→ **Exercise objective**:
Omit the images, then output each of the records below exactly.

⟨

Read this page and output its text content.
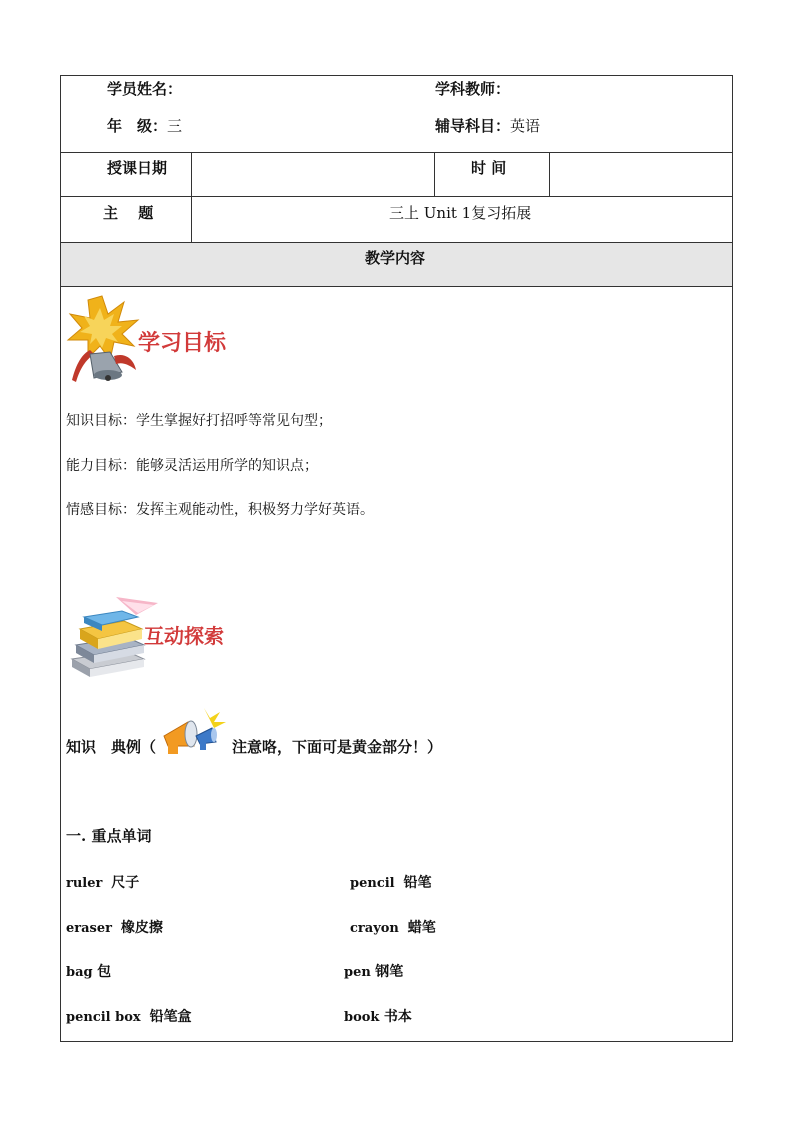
学员姓名：	学科教师：
年　级：三	辅导科目：英语
授课日期	时 间
主　 题	三上 Unit 1复习拓展
教学内容
学习目标
知识目标：学生掌握好打招呼等常见句型；
能力目标：能够灵活运用所学的知识点；
情感目标：发挥主观能动性，积极努力学好英语。
互动探索
知识　典例（	注意咯，下面可是黄金部分！）
一. 重点单词
ruler 尺子	pencil 铅笔
eraser 橡皮擦	crayon 蜡笔
bag 包	pen 钢笔
pencil box 铅笔盒	book 书本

⟩

→ **Output for this exercise**:
Read this page and output its text content.
学员姓名：	学科教师：
年　级：三	辅导科目：英语
授课日期	时 间
主　 题	三上 Unit 1复习拓展
教学内容
学习目标
知识目标：学生掌握好打招呼等常见句型；
能力目标：能够灵活运用所学的知识点；
情感目标：发挥主观能动性，积极努力学好英语。
互动探索
知识　典例（	注意咯，下面可是黄金部分！）
一. 重点单词
ruler 尺子	pencil 铅笔
eraser 橡皮擦	crayon 蜡笔
bag 包	pen 钢笔
pencil box 铅笔盒	book 书本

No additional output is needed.